Given problem: Repeat every entry in the listing below, exactly.

Given records:
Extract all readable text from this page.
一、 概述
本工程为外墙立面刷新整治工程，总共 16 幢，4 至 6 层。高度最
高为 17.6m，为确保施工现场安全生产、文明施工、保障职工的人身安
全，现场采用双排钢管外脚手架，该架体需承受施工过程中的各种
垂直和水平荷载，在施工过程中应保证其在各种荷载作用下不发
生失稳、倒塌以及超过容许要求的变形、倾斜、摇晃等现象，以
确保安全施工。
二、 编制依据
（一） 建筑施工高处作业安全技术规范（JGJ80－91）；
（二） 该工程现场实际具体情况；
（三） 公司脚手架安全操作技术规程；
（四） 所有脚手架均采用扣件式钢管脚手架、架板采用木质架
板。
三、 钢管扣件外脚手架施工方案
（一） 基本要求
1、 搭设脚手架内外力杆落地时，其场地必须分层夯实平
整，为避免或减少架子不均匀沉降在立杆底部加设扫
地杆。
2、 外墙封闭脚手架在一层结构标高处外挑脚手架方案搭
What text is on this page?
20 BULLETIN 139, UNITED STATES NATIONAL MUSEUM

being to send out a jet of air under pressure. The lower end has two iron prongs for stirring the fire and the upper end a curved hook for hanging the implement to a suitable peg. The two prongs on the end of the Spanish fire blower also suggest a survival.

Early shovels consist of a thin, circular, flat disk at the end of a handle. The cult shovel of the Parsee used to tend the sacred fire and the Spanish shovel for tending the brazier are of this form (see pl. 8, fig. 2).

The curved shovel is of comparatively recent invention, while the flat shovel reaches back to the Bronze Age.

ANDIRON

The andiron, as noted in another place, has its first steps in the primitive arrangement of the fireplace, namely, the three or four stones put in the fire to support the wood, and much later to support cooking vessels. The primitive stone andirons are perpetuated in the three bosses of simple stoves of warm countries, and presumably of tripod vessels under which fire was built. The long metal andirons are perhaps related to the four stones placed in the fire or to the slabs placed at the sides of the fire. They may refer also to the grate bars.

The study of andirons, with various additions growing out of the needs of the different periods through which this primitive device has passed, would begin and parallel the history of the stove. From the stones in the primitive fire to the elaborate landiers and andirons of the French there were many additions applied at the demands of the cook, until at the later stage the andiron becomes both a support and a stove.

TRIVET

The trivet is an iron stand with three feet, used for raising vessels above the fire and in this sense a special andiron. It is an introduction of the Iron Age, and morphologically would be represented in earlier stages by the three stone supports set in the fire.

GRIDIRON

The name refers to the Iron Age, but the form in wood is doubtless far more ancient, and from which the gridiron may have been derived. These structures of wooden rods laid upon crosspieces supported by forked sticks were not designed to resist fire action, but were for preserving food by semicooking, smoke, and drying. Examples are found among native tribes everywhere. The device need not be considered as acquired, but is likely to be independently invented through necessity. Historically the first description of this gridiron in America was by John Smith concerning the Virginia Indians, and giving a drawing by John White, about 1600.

In response:
Extract all readable text from this page.
一、 概述
本工程为外墙立面刷新整治工程，总共 16 幢，4 至 6 层。高度最
高为 17.6m，为确保施工现场安全生产、文明施工、保障职工的人身安
全，现场采用双排钢管外脚手架，该架体需承受施工过程中的各种
垂直和水平荷载，在施工过程中应保证其在各种荷载作用下不发
生失稳、倒塌以及超过容许要求的变形、倾斜、摇晃等现象，以
确保安全施工。
二、 编制依据
（一） 建筑施工高处作业安全技术规范（JGJ80－91）；
（二） 该工程现场实际具体情况；
（三） 公司脚手架安全操作技术规程；
（四） 所有脚手架均采用扣件式钢管脚手架、架板采用木质架
板。
三、 钢管扣件外脚手架施工方案
（一） 基本要求
1、 搭设脚手架内外力杆落地时，其场地必须分层夯实平
整，为避免或减少架子不均匀沉降在立杆底部加设扫
地杆。
2、 外墙封闭脚手架在一层结构标高处外挑脚手架方案搭
What text is on this page?
20 BULLETIN 139, UNITED STATES NATIONAL MUSEUM

being to send out a jet of air under pressure. The lower end has two iron prongs for stirring the fire and the upper end a curved hook for hanging the implement to a suitable peg. The two prongs on the end of the Spanish fire blower also suggest a survival.

Early shovels consist of a thin, circular, flat disk at the end of a handle. The cult shovel of the Parsee used to tend the sacred fire and the Spanish shovel for tending the brazier are of this form (see pl. 8, fig. 2).

The curved shovel is of comparatively recent invention, while the flat shovel reaches back to the Bronze Age.

ANDIRON

The andiron, as noted in another place, has its first steps in the primitive arrangement of the fireplace, namely, the three or four stones put in the fire to support the wood, and much later to support cooking vessels. The primitive stone andirons are perpetuated in the three bosses of simple stoves of warm countries, and presumably of tripod vessels under which fire was built. The long metal andirons are perhaps related to the four stones placed in the fire or to the slabs placed at the sides of the fire. They may refer also to the grate bars.

The study of andirons, with various additions growing out of the needs of the different periods through which this primitive device has passed, would begin and parallel the history of the stove. From the stones in the primitive fire to the elaborate landiers and andirons of the French there were many additions applied at the demands of the cook, until at the later stage the andiron becomes both a support and a stove.

TRIVET

The trivet is an iron stand with three feet, used for raising vessels above the fire and in this sense a special andiron. It is an introduction of the Iron Age, and morphologically would be represented in earlier stages by the three stone supports set in the fire.

GRIDIRON

The name refers to the Iron Age, but the form in wood is doubtless far more ancient, and from which the gridiron may have been derived. These structures of wooden rods laid upon crosspieces supported by forked sticks were not designed to resist fire action, but were for preserving food by semicooking, smoke, and drying. Examples are found among native tribes everywhere. The device need not be considered as acquired, but is likely to be independently invented through necessity. Historically the first description of this gridiron in America was by John Smith concerning the Virginia Indians, and giving a drawing by John White, about 1600.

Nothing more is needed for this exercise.